*Exercise description*. Leave the pictures out and print every record below exactly as it stands.
■ ■ ■ ■ ■
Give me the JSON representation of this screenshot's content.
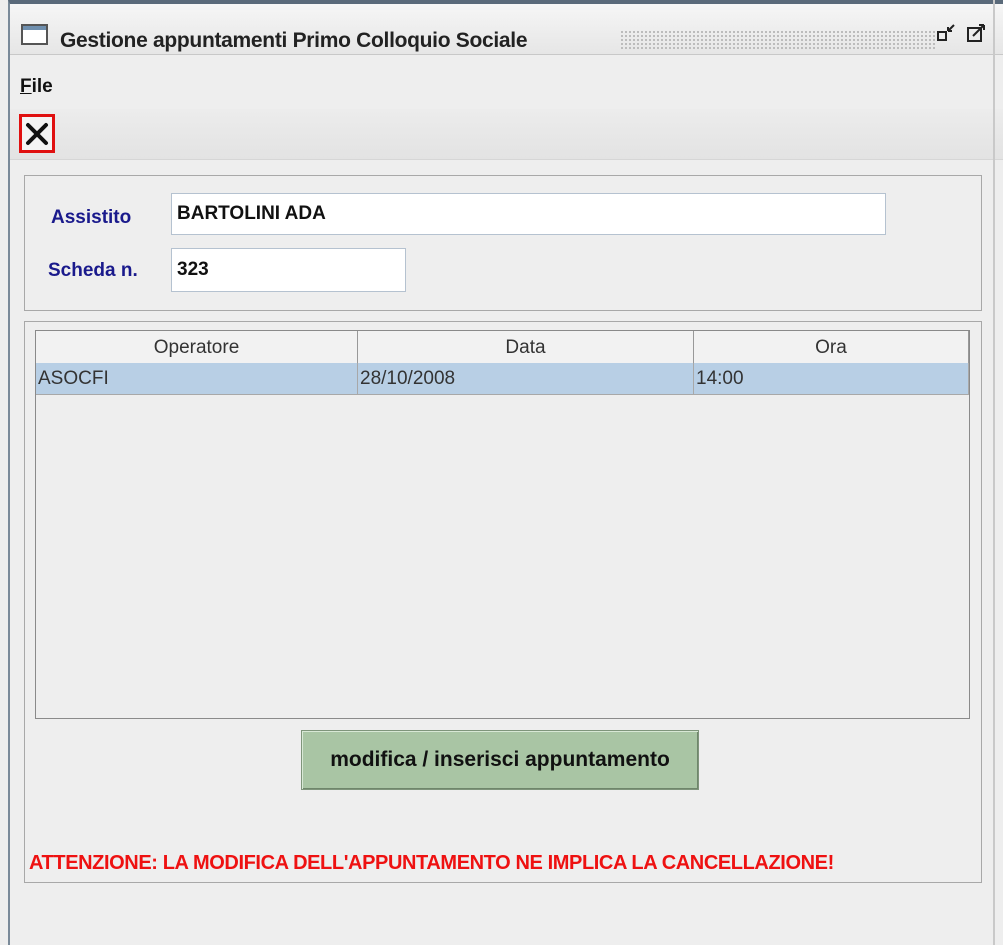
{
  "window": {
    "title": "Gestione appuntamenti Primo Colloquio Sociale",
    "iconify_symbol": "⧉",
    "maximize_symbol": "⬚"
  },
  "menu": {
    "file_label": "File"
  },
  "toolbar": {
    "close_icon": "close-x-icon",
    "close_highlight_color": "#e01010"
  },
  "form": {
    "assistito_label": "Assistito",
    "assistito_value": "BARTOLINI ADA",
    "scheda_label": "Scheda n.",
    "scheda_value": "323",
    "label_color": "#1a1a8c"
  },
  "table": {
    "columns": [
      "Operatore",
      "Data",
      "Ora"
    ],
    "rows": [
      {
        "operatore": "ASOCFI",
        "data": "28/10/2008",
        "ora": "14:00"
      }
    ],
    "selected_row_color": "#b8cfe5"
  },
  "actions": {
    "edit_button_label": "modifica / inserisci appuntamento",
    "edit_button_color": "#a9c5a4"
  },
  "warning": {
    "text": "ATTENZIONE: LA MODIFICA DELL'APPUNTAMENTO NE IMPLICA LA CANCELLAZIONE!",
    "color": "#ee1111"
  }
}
■ ■ ■ ■ ■
*Answer to the exercise*.
Give me the JSON representation of this screenshot's content.
{
  "window": {
    "title": "Gestione appuntamenti Primo Colloquio Sociale",
    "iconify_symbol": "⧉",
    "maximize_symbol": "⬚"
  },
  "menu": {
    "file_label": "File"
  },
  "toolbar": {
    "close_icon": "close-x-icon",
    "close_highlight_color": "#e01010"
  },
  "form": {
    "assistito_label": "Assistito",
    "assistito_value": "BARTOLINI ADA",
    "scheda_label": "Scheda n.",
    "scheda_value": "323",
    "label_color": "#1a1a8c"
  },
  "table": {
    "columns": [
      "Operatore",
      "Data",
      "Ora"
    ],
    "rows": [
      {
        "operatore": "ASOCFI",
        "data": "28/10/2008",
        "ora": "14:00"
      }
    ],
    "selected_row_color": "#b8cfe5"
  },
  "actions": {
    "edit_button_label": "modifica / inserisci appuntamento",
    "edit_button_color": "#a9c5a4"
  },
  "warning": {
    "text": "ATTENZIONE: LA MODIFICA DELL'APPUNTAMENTO NE IMPLICA LA CANCELLAZIONE!",
    "color": "#ee1111"
  }
}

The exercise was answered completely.